== 本文 ==
╭──
イヤイヤ期の子どもに伝わる「叱り方」のコツ
- 子育ての悩み
- 子育て知識

あれもイヤ!これもイヤ!
そういう時期だと分かってはいても、お子様の気持ちに寄り添うのは大変ですよね。数々発せられる「イヤイヤ」を叱りすぎては後悔し、許しすぎては「このままでいいのか」と悶々としているのではないでしょうか。
イヤイヤ期は一般的に1歳前後から始まり、2歳頃にピークを迎え、3〜4歳にかけてだんだん落ち着いてくるといわれています。私もナニーとしてイヤイヤ期のお子様にたくさん接して参りました。何でも自分でやりたくなりますが、思ったように出来ないジレンマから、泣いたり、目の前のことは何でも「イヤだ!」と拒否したりします。
そんな時、イヤイヤ期のお子様にナニーとしてどんなお声かけをしているのか、そして心掛けていることをお伝えします。
「いけない」と伝える必要性
やっていいこと、いけないことを伝える必要がある
子どもは年齢が低いほど、やっていいことといけないことの区別がつきません。例えば興味本位でやったことで、結果として人に迷惑をかけたときに、それはやってはいけないんだよ、ということを伝えていかなければ、子どもはやっていいことといけないことのけじめがつかなくなってしまいます。間髪入れずに「それはいけないことなんだよ」と伝えることが「叱る」ということであり、しつけです。ただし、ねちねちとしつこく叱るのではなく、必要な時に簡潔にきちんと伝えることが大切です。
╰──
== 記録データ ==
╭──
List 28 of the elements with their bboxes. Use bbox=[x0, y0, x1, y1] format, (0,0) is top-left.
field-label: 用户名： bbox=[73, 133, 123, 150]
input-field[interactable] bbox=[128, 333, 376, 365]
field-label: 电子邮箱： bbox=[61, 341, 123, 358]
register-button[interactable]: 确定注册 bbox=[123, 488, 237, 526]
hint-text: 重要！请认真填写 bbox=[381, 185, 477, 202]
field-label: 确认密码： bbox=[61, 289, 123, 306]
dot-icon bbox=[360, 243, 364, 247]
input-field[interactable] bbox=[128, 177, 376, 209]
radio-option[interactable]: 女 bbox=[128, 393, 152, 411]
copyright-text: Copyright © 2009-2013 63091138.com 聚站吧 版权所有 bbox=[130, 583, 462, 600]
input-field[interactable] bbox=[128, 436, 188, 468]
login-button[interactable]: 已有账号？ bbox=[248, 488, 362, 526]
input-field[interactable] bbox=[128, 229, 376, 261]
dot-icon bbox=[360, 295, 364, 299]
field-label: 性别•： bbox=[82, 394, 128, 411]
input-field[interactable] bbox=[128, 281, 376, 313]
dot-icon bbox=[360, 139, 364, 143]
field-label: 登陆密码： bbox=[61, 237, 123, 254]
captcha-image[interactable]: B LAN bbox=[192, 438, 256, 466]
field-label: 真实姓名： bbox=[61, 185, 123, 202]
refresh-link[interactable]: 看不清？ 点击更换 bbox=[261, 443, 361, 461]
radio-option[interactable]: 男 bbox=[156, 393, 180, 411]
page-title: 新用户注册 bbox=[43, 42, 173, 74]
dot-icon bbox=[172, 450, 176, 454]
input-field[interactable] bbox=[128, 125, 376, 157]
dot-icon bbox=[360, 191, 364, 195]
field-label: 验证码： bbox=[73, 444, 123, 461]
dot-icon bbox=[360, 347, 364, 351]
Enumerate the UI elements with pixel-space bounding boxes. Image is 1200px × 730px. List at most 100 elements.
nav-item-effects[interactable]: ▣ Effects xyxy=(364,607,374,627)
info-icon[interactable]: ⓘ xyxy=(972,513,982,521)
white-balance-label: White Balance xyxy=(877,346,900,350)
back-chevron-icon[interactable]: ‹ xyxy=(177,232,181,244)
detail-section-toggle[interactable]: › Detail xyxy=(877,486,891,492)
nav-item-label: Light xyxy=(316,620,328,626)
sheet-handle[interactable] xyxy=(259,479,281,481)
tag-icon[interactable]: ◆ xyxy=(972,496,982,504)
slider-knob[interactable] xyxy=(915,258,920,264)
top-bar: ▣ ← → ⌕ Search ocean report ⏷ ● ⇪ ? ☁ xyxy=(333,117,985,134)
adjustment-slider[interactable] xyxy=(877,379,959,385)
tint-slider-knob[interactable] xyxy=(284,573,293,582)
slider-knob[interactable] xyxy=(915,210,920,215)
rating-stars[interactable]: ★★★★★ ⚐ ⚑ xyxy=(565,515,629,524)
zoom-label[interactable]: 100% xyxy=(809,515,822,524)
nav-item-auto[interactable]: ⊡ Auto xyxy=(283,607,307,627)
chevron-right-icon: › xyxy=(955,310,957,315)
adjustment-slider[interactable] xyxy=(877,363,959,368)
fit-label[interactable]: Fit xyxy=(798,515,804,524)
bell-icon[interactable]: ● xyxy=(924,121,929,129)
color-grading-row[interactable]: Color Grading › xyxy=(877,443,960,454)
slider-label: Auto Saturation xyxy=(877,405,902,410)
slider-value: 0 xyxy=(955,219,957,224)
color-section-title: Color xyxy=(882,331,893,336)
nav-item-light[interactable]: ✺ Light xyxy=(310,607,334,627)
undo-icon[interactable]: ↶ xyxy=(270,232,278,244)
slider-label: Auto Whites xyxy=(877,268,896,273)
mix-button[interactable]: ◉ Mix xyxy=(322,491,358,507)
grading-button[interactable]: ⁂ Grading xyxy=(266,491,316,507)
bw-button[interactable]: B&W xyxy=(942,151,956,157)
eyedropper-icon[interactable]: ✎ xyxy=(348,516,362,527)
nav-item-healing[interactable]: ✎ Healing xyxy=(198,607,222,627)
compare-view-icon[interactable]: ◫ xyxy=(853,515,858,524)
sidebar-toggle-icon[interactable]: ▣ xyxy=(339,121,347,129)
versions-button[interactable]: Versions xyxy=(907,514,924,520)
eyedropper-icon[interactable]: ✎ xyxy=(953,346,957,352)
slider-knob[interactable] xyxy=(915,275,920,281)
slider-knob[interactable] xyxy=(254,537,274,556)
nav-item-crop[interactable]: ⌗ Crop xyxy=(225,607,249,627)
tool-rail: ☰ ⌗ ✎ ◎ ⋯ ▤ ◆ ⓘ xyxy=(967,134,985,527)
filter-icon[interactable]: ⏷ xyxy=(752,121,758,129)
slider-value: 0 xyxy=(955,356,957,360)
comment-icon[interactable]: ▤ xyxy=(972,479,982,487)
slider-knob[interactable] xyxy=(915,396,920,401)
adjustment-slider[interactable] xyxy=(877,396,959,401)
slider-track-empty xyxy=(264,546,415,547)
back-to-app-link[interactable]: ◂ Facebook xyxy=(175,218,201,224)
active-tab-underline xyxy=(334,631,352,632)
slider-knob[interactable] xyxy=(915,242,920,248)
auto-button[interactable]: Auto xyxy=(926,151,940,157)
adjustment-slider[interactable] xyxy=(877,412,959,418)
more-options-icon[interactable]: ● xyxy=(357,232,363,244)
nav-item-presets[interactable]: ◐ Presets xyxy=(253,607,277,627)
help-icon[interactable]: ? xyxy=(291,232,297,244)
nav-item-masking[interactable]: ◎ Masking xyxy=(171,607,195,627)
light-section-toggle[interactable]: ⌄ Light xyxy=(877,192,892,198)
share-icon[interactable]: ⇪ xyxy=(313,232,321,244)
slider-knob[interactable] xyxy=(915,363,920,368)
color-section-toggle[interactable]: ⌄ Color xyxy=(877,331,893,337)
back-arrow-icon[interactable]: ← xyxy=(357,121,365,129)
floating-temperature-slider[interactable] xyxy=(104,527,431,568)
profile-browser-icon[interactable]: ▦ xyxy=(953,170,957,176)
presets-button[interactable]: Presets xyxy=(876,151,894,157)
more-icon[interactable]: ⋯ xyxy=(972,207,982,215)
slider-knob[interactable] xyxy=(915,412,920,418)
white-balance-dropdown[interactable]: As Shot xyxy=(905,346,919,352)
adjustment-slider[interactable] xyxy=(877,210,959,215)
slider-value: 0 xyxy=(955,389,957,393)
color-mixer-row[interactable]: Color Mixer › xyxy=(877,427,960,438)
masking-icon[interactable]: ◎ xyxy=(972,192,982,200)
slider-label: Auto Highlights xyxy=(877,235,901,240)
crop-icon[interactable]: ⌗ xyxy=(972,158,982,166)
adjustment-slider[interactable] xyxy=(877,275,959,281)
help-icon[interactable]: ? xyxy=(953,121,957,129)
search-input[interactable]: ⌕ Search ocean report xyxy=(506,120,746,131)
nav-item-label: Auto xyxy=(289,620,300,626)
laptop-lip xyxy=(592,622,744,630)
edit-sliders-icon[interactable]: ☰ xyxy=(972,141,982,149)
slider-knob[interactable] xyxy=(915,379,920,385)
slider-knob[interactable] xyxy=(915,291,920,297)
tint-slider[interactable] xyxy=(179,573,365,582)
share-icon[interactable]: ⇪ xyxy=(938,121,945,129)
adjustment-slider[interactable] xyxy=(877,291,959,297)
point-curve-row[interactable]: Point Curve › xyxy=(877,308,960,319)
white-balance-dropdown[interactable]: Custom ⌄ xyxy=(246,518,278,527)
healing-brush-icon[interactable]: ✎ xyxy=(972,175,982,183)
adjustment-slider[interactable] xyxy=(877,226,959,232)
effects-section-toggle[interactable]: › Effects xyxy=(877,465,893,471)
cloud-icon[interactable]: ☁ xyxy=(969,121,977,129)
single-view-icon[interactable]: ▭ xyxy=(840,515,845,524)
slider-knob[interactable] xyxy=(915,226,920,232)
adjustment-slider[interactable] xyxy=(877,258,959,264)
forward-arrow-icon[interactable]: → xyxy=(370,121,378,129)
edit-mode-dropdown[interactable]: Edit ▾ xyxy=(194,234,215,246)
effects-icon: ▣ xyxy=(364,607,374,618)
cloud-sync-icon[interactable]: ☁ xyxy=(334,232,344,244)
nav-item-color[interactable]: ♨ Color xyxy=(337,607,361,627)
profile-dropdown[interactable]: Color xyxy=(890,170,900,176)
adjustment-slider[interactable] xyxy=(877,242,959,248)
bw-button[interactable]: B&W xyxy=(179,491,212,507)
╰──
╭──
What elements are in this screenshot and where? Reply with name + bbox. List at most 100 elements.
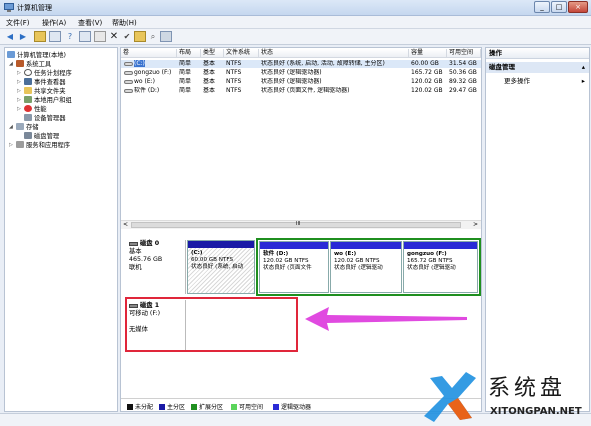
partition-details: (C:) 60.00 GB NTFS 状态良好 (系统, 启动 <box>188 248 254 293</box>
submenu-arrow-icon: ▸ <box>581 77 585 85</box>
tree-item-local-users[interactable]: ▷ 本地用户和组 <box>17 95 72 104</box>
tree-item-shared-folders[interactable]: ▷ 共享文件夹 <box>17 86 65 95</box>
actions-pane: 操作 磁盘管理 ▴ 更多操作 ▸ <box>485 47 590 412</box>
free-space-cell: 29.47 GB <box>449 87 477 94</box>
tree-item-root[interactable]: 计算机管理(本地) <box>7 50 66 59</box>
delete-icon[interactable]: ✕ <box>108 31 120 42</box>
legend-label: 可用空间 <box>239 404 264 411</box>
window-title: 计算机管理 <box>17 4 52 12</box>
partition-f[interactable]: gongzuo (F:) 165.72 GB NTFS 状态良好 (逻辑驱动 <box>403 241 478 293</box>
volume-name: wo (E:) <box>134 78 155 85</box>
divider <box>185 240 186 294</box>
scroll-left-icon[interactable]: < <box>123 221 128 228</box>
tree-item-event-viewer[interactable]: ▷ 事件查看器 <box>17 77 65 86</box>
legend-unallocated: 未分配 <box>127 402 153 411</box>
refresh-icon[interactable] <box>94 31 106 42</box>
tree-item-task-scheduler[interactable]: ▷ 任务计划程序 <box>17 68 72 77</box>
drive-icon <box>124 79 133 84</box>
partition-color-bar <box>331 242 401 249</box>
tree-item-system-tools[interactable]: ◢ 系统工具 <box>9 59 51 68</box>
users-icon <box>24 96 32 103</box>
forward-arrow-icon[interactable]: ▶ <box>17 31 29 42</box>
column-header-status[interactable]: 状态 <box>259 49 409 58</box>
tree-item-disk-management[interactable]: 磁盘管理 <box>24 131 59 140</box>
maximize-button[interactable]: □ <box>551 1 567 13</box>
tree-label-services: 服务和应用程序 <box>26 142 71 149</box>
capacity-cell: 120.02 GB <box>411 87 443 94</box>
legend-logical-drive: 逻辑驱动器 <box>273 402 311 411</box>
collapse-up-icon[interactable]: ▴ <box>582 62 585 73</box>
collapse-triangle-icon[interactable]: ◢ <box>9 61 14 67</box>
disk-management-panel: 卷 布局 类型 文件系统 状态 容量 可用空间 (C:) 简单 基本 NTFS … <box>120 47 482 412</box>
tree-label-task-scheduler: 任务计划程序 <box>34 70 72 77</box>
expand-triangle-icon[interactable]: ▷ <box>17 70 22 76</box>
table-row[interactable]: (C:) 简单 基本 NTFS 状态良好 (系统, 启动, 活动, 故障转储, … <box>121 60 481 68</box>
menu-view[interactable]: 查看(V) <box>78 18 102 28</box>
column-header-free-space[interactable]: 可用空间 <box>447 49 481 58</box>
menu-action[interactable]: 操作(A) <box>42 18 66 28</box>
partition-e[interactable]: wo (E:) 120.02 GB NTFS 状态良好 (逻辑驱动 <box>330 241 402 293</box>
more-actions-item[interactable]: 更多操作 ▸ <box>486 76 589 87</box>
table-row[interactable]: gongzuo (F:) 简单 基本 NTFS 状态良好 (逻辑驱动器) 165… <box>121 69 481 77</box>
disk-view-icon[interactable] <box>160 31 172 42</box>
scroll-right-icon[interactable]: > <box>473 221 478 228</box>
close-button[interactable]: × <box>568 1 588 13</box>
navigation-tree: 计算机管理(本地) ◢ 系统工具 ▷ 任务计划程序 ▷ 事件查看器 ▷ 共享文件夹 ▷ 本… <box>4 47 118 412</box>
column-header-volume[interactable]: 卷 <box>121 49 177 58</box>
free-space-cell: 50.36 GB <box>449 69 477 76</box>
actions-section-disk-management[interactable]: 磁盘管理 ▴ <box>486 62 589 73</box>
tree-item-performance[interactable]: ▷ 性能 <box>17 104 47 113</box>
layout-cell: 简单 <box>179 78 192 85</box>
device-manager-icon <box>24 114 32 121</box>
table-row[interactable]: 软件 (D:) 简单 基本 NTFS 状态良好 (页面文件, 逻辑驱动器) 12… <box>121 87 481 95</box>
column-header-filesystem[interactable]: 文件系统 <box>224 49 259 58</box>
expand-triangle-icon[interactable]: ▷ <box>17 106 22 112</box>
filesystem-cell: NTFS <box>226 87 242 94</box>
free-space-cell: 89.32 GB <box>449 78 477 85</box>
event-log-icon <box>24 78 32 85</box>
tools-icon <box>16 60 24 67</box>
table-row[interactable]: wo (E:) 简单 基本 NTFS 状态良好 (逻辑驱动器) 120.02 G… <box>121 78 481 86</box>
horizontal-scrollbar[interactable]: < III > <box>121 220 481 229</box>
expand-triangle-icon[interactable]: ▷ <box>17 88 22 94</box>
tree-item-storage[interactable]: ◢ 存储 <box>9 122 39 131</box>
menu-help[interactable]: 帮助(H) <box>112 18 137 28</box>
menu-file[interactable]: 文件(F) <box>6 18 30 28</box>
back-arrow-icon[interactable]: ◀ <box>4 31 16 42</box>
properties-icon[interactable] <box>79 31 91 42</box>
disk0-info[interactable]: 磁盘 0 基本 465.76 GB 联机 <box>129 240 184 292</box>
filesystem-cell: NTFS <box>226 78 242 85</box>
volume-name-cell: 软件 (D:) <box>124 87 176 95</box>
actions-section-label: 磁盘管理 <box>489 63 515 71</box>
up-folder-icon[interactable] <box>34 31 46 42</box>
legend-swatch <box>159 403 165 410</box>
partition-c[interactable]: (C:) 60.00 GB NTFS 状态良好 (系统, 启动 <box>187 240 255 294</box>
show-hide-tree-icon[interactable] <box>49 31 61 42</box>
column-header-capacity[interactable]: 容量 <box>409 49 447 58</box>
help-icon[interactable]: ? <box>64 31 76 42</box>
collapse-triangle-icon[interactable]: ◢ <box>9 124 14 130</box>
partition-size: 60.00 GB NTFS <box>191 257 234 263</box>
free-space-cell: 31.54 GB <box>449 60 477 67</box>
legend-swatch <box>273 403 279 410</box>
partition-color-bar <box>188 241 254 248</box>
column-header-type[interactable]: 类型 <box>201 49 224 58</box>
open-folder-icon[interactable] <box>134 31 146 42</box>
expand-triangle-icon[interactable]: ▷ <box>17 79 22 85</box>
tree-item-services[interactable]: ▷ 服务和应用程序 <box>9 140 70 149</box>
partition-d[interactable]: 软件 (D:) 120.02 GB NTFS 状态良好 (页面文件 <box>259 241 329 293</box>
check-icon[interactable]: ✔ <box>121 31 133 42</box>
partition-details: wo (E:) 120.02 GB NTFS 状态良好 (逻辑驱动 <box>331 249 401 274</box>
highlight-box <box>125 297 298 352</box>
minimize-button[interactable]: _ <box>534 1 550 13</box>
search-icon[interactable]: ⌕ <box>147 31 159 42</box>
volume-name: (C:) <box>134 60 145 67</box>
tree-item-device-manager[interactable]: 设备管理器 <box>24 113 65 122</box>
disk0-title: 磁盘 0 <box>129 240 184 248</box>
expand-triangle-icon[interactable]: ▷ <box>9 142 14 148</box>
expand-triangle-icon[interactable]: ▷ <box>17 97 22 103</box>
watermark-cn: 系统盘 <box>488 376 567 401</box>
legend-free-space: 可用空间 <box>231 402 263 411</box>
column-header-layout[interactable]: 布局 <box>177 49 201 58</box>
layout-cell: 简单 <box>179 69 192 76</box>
╰──
╭──
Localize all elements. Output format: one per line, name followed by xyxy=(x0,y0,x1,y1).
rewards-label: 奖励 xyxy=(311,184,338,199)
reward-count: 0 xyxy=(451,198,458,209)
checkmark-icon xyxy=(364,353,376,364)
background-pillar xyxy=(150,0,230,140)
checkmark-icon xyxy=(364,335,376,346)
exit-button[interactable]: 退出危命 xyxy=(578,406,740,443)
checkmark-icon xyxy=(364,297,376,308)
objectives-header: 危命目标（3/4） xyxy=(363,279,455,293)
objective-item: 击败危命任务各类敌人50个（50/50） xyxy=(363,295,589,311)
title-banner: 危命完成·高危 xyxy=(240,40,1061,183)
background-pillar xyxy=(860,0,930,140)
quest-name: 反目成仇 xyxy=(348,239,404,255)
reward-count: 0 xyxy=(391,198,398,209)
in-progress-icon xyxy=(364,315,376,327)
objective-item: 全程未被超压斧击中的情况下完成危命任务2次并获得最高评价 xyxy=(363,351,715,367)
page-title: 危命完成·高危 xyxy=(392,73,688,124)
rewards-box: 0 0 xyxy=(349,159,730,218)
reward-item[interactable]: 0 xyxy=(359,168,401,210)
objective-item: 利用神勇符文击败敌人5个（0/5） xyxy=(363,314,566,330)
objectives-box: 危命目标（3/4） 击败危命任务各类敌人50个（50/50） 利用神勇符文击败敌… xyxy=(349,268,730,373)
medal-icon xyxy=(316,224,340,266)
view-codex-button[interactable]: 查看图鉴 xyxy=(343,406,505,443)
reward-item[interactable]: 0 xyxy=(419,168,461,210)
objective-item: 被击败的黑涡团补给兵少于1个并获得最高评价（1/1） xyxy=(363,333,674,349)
╰──
== この演習の課題 ==
(A) イヤイヤ期の叱り方についての本文では、子どもにやってはいけないことを伝える必要があるとされています。その理由を一〜三文で説明してください。
(B) イヤイヤ期の叱り方についての本文は、イヤイヤ期の年齢の目安を示しています。その目安をすべて挙げ、それぞれの時期にどうなるとされているかを添えてください。
(C) イヤイヤ期の叱り方についての本文を、最後の文の後から書き継いでください。
記録は本文とは別個の資料です。

== 課題ごとの解答 ==
(A) 子どもは年齢が低いほど、やっていいこととやってはいけないことの区別がつかないからです。興味本位の行動で人に迷惑をかけたときに、それはやってはいけないと伝えなければ、子どもはそのけじめがつかなくなってしまいます。

(B)
- 1歳前後:イヤイヤ期が始まる
- 2歳頃:ピークを迎える
- 3〜4歳にかけて:だんだん落ち着いてくる

(C)
ナニーと、ふざけっこをしている時、お子様が興奮してナニーの背中や頭を笑いながら叩くことがあります。その時ナニーは「痛かったなー」と伝えます。お子様は「叩く」ことも遊びの一つとしてされるのですが、叩かれた人は「痛いこと」、「嫌な思いをしている」ということを理解してもらいます。人を叩くという行為は、やってはいけないことであり、相手が嫌なことをしたら「ごめんなさい」と謝ることを優しく伝えます。
大切なことを伝えるために叱る
「叱る」ということは、世の中のルールや規則、何が大切なのかという価値についてしっかり伝えるということです。「叱られる」ことのない子どもは学ぶことが出来ません。ただし、叱るときに力で押さえつけたり怒鳴ることはせず、子どもが納得できるようにわかりやすい言葉で伝えることが大切です。「叱る」と「怒る」は違います。「怒る」は自分のために、感情を発散する行為です。「怒られるからやめる」のではなく、自分で良い悪いを考えて行動出来るように伝えましょう。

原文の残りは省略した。